Activity list:
A - In the Mackinac Island Press text, change "publisher" to "printer" in the part that opens with the words containing "American children's book" and closes with "Anyone Seen Christmas?", then write out that part.
B - Does the Mackinac Island Press text agree with each statement below? Answer yes or no for each, quoting the words that decide it.
(i) Gitchi Gumee won the Midwest Booksellers Association Children's Picture Book of the Year Honor Book Award.
(ii) Buck Wilder books have sold over 500,000 copies since their debut.
(iii) Disney optioned the film rights to Last Voyage of the Griffon.
*** Opening Source text ***
= Mackinac Island Press =

American children's book publisher

Mackinac Island Press, is an American publisher of children's books, with an initial book called Has Anyone Seen Christmas?
The book was featured across the country by Barnes & Noble and featured on Fox & Friends morning show, the Chicago Tribune, Associated Press and other media outlets. The book has been turned into a float for America's Thanksgiving Day Parade. Negotiations began with Disney and other film companies to take the book to the big screen.

== Progress in 2006 ==
In 2006, they released Gitchi Gumee, based on Henry Wadsworth Longfellow's poem, that won the Midwest Booksellers Association Children's Picture Book of the Year Honor Book Award. That year, they acquired rights to the Buck Wilder property and released their first Buck Wilder Adventure chapter books for children, and the PaleoJoe Dinosaur Detective Club series. Buck Wilder books have sold over 370,000 since their debut. The Buck Wilder character had been put into every 4th grade classroom by the State of Michigan to help make kids interested in the outdoors. The PaleoJoe brand was launched by FOX TV in a pilot test for the State of Michigan, and its success has plans by FOX to go national with the PaleoJoe Ultimate Field Trip for fall 2008.

== Progress in 2007 ==
In 2007, those chapter books series expanded with additional books, and they also added a new series by an emerging writer, Wendy Caszatt-Allen, Adventures of Pachelot. Caszatt-Allen's writing has been called, "Like movies for the brain". She is a graduate from Interlochen Center for the Arts where many artists, musicians and writers have come from, including a large percentage of the NY Philharmonic. The first volume in the series, Last Voyage of the Griffon, had its film rights optioned by Brauer Productions, who has worked with Pixar, Fox and MTV.
*** Closing Source text ***
*** Opening Entries provided ***
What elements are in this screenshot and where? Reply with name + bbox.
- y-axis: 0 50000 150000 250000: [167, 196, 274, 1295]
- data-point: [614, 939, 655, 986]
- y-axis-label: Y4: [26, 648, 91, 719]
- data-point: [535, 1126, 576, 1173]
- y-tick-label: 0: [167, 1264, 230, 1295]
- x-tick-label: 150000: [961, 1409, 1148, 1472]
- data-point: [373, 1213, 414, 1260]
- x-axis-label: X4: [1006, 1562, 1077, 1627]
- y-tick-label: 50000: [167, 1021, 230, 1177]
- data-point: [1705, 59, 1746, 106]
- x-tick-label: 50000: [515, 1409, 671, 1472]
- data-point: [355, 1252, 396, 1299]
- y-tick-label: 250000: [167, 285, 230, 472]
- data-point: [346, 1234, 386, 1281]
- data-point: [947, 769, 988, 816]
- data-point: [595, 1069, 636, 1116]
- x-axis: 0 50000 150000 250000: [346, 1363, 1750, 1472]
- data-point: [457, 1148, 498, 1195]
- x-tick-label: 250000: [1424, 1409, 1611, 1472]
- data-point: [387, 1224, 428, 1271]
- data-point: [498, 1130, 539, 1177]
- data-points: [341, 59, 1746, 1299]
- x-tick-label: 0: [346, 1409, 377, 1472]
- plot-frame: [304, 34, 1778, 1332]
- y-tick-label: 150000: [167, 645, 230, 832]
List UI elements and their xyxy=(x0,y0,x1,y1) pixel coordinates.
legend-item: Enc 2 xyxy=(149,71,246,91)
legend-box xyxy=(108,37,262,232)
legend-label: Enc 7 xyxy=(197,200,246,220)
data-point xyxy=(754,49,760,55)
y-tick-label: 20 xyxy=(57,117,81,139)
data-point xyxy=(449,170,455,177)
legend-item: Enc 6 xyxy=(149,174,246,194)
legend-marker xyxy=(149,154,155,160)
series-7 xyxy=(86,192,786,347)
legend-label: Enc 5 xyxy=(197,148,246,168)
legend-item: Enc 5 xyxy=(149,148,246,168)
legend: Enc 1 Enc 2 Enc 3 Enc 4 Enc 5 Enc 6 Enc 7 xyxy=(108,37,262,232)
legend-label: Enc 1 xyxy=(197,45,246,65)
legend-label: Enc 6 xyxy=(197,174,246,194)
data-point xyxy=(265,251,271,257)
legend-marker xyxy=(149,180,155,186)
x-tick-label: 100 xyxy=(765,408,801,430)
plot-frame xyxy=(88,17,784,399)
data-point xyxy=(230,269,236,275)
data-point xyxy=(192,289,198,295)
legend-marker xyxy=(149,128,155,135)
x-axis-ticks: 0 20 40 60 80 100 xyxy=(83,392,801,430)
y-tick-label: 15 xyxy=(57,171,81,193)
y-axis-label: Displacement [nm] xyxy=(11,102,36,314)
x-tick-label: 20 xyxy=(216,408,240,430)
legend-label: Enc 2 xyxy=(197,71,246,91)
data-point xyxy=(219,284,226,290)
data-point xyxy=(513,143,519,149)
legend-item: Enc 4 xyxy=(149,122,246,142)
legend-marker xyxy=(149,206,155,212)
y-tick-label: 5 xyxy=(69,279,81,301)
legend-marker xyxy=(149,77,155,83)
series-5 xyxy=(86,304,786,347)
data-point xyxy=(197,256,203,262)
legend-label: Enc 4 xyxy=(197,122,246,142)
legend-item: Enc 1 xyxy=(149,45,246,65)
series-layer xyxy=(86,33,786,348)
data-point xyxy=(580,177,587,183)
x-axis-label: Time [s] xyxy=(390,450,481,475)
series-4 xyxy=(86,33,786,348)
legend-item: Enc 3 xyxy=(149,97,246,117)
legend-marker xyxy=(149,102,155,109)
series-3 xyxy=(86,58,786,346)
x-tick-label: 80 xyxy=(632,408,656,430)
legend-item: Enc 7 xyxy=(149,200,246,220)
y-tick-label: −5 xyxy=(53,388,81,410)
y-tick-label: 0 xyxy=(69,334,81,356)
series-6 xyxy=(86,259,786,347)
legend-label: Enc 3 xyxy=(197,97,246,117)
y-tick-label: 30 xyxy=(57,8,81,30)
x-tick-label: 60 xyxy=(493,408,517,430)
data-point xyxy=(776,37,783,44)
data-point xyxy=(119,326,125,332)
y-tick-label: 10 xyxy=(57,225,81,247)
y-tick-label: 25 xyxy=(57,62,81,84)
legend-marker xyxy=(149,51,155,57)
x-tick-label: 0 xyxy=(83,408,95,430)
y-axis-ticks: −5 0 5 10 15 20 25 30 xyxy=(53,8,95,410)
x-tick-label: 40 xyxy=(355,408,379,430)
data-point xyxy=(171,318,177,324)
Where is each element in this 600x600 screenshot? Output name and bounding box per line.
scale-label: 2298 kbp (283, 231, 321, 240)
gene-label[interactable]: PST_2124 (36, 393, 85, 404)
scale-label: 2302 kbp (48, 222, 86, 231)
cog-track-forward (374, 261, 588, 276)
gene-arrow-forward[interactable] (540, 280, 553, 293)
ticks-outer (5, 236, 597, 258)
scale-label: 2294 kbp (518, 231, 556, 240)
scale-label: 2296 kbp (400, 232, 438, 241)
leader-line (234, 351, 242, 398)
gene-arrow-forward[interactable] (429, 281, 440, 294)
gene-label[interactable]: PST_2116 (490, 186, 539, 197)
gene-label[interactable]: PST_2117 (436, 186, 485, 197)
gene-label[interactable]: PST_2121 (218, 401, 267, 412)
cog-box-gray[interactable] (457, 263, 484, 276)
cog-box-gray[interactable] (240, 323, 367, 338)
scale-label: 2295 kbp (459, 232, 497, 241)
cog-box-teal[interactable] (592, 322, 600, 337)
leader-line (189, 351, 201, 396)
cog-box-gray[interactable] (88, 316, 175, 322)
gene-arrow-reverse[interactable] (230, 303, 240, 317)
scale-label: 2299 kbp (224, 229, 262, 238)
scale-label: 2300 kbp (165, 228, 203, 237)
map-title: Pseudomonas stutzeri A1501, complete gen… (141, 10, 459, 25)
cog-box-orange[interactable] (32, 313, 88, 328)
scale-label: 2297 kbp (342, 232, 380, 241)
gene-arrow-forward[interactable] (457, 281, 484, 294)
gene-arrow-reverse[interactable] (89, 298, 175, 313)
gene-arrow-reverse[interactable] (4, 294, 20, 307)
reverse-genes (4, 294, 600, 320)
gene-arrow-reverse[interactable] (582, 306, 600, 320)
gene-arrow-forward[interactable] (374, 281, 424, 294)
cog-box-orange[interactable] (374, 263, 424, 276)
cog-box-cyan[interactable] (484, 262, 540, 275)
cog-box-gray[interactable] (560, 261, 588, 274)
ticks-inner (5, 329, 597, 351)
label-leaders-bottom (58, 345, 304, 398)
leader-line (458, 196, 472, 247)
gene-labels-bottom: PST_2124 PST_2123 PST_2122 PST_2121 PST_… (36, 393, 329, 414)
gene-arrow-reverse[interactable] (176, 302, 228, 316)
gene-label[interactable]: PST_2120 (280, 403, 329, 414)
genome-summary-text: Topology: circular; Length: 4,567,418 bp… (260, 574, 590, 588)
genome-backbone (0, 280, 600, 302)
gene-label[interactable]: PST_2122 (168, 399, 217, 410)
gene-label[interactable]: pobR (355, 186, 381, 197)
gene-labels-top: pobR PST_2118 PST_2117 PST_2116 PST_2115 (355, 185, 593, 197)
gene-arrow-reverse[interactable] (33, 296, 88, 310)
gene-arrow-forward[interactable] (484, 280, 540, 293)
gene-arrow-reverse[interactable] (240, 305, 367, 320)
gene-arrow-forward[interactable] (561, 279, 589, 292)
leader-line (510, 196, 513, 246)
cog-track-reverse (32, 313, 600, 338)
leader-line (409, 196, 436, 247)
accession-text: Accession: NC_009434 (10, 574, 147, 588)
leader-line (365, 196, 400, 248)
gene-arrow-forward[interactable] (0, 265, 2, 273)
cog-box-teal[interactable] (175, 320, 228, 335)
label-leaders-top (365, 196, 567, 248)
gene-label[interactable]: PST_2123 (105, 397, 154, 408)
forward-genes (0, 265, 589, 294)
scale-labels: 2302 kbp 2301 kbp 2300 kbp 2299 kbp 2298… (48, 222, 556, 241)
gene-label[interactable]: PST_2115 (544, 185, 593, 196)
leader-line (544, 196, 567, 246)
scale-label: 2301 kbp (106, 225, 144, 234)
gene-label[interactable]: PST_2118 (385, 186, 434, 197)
*** Closing Entries provided ***
Set of answers:
A -
American children's book printer

Mackinac Island Press, is an American printer of children's books, with an initial book called Has Anyone Seen Christmas?

B -
(i) Yes: "In 2006, they released Gitchi Gumee, based on Henry Wadsworth Longfellow's poem, that won the Midwest Booksellers Association Children's Picture Book of the Year Honor Book Award."
(ii) No: "Buck Wilder books have sold over 370,000 since their debut."
(iii) No: "The first volume in the series, Last Voyage of the Griffon, had its film rights optioned by Brauer Productions"